*** Opening of PROVIDED RECORDS ***

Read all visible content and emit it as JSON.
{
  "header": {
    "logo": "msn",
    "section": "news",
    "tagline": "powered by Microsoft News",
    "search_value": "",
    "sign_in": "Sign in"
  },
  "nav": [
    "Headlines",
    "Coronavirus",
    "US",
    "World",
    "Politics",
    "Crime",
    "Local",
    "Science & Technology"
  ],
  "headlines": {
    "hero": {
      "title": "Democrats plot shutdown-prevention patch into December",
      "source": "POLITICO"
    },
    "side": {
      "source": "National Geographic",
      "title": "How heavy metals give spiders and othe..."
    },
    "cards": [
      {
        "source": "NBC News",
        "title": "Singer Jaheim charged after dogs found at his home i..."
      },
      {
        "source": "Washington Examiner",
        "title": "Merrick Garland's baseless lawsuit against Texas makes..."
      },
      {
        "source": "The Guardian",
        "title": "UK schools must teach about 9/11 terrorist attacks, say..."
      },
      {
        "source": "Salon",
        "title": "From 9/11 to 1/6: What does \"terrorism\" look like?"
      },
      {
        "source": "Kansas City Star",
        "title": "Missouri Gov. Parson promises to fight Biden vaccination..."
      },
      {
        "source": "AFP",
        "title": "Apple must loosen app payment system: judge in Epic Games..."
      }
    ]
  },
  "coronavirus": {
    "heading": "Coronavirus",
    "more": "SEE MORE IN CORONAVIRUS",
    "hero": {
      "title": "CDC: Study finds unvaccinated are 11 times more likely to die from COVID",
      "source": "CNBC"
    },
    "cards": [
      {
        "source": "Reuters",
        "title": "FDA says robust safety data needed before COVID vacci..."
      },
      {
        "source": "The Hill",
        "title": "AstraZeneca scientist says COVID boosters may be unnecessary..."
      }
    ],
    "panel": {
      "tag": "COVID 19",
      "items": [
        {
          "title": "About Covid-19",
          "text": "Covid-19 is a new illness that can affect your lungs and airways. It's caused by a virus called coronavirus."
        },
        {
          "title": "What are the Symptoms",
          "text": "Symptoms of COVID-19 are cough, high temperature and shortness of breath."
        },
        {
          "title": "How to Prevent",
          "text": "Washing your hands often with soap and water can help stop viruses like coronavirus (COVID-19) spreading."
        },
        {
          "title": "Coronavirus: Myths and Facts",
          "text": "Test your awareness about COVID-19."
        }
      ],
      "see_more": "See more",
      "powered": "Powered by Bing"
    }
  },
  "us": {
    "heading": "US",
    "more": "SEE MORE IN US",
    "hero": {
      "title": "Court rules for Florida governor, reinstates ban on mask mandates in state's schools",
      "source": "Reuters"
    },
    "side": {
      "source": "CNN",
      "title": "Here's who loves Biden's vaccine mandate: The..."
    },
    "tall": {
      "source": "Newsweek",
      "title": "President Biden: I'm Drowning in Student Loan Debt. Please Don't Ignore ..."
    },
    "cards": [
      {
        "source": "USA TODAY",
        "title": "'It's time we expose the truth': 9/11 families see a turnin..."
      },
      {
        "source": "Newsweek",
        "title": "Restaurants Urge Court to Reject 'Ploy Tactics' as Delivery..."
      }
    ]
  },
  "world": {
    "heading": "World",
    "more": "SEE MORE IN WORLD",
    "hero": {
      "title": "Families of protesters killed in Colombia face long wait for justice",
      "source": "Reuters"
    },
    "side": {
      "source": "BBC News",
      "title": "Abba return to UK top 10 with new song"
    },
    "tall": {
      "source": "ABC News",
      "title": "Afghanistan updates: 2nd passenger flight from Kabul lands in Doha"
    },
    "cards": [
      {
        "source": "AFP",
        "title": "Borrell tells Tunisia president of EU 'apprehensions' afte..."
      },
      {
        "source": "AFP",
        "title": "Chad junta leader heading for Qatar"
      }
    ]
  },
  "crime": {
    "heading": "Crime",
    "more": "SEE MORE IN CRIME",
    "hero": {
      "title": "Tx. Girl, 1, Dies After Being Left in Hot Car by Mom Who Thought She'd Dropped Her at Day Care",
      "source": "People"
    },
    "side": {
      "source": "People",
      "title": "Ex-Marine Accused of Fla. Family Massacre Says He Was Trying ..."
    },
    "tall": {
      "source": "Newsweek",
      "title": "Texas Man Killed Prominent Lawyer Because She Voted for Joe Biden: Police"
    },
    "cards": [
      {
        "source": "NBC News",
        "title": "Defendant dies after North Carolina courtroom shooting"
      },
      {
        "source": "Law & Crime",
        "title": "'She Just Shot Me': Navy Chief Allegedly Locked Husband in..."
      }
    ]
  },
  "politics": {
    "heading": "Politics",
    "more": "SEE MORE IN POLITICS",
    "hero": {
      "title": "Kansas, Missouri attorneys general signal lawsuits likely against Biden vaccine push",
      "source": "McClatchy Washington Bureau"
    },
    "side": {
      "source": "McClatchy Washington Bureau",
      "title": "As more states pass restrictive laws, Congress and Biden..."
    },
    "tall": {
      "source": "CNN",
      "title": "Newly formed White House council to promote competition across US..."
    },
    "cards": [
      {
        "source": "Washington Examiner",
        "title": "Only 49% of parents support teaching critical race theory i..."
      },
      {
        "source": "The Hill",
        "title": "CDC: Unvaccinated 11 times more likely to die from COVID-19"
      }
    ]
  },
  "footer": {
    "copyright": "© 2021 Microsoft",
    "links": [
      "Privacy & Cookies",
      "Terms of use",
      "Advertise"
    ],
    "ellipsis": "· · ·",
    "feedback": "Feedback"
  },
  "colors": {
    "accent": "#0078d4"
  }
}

*** Close of PROVIDED RECORDS ***

▶ **ABOUT THIS TASK**
What you give back must match the material word for word.

▶ **WRITTEN SOLUTION**
Read all visible content and emit it as JSON.
{
  "header": {
    "logo": "msn",
    "section": "news",
    "tagline": "powered by Microsoft News",
    "search_value": "",
    "sign_in": "Sign in"
  },
  "nav": [
    "Headlines",
    "Coronavirus",
    "US",
    "World",
    "Politics",
    "Crime",
    "Local",
    "Science & Technology"
  ],
  "headlines": {
    "hero": {
      "title": "Democrats plot shutdown-prevention patch into December",
      "source": "POLITICO"
    },
    "side": {
      "source": "National Geographic",
      "title": "How heavy metals give spiders and othe..."
    },
    "cards": [
      {
        "source": "NBC News",
        "title": "Singer Jaheim charged after dogs found at his home i..."
      },
      {
        "source": "Washington Examiner",
        "title": "Merrick Garland's baseless lawsuit against Texas makes..."
      },
      {
        "source": "The Guardian",
        "title": "UK schools must teach about 9/11 terrorist attacks, say..."
      },
      {
        "source": "Salon",
        "title": "From 9/11 to 1/6: What does \"terrorism\" look like?"
      },
      {
        "source": "Kansas City Star",
        "title": "Missouri Gov. Parson promises to fight Biden vaccination..."
      },
      {
        "source": "AFP",
        "title": "Apple must loosen app payment system: judge in Epic Games..."
      }
    ]
  },
  "coronavirus": {
    "heading": "Coronavirus",
    "more": "SEE MORE IN CORONAVIRUS",
    "hero": {
      "title": "CDC: Study finds unvaccinated are 11 times more likely to die from COVID",
      "source": "CNBC"
    },
    "cards": [
      {
        "source": "Reuters",
        "title": "FDA says robust safety data needed before COVID vacci..."
      },
      {
        "source": "The Hill",
        "title": "AstraZeneca scientist says COVID boosters may be unnecessary..."
      }
    ],
    "panel": {
      "tag": "COVID 19",
      "items": [
        {
          "title": "About Covid-19",
          "text": "Covid-19 is a new illness that can affect your lungs and airways. It's caused by a virus called coronavirus."
        },
        {
          "title": "What are the Symptoms",
          "text": "Symptoms of COVID-19 are cough, high temperature and shortness of breath."
        },
        {
          "title": "How to Prevent",
          "text": "Washing your hands often with soap and water can help stop viruses like coronavirus (COVID-19) spreading."
        },
        {
          "title": "Coronavirus: Myths and Facts",
          "text": "Test your awareness about COVID-19."
        }
      ],
      "see_more": "See more",
      "powered": "Powered by Bing"
    }
  },
  "us": {
    "heading": "US",
    "more": "SEE MORE IN US",
    "hero": {
      "title": "Court rules for Florida governor, reinstates ban on mask mandates in state's schools",
      "source": "Reuters"
    },
    "side": {
      "source": "CNN",
      "title": "Here's who loves Biden's vaccine mandate: The..."
    },
    "tall": {
      "source": "Newsweek",
      "title": "President Biden: I'm Drowning in Student Loan Debt. Please Don't Ignore ..."
    },
    "cards": [
      {
        "source": "USA TODAY",
        "title": "'It's time we expose the truth': 9/11 families see a turnin..."
      },
      {
        "source": "Newsweek",
        "title": "Restaurants Urge Court to Reject 'Ploy Tactics' as Delivery..."
      }
    ]
  },
  "world": {
    "heading": "World",
    "more": "SEE MORE IN WORLD",
    "hero": {
      "title": "Families of protesters killed in Colombia face long wait for justice",
      "source": "Reuters"
    },
    "side": {
      "source": "BBC News",
      "title": "Abba return to UK top 10 with new song"
    },
    "tall": {
      "source": "ABC News",
      "title": "Afghanistan updates: 2nd passenger flight from Kabul lands in Doha"
    },
    "cards": [
      {
        "source": "AFP",
        "title": "Borrell tells Tunisia president of EU 'apprehensions' afte..."
      },
      {
        "source": "AFP",
        "title": "Chad junta leader heading for Qatar"
      }
    ]
  },
  "crime": {
    "heading": "Crime",
    "more": "SEE MORE IN CRIME",
    "hero": {
      "title": "Tx. Girl, 1, Dies After Being Left in Hot Car by Mom Who Thought She'd Dropped Her at Day Care",
      "source": "People"
    },
    "side": {
      "source": "People",
      "title": "Ex-Marine Accused of Fla. Family Massacre Says He Was Trying ..."
    },
    "tall": {
      "source": "Newsweek",
      "title": "Texas Man Killed Prominent Lawyer Because She Voted for Joe Biden: Police"
    },
    "cards": [
      {
        "source": "NBC News",
        "title": "Defendant dies after North Carolina courtroom shooting"
      },
      {
        "source": "Law & Crime",
        "title": "'She Just Shot Me': Navy Chief Allegedly Locked Husband in..."
      }
    ]
  },
  "politics": {
    "heading": "Politics",
    "more": "SEE MORE IN POLITICS",
    "hero": {
      "title": "Kansas, Missouri attorneys general signal lawsuits likely against Biden vaccine push",
      "source": "McClatchy Washington Bureau"
    },
    "side": {
      "source": "McClatchy Washington Bureau",
      "title": "As more states pass restrictive laws, Congress and Biden..."
    },
    "tall": {
      "source": "CNN",
      "title": "Newly formed White House council to promote competition across US..."
    },
    "cards": [
      {
        "source": "Washington Examiner",
        "title": "Only 49% of parents support teaching critical race theory i..."
      },
      {
        "source": "The Hill",
        "title": "CDC: Unvaccinated 11 times more likely to die from COVID-19"
      }
    ]
  },
  "footer": {
    "copyright": "© 2021 Microsoft",
    "links": [
      "Privacy & Cookies",
      "Terms of use",
      "Advertise"
    ],
    "ellipsis": "· · ·",
    "feedback": "Feedback"
  },
  "colors": {
    "accent": "#0078d4"
  }
}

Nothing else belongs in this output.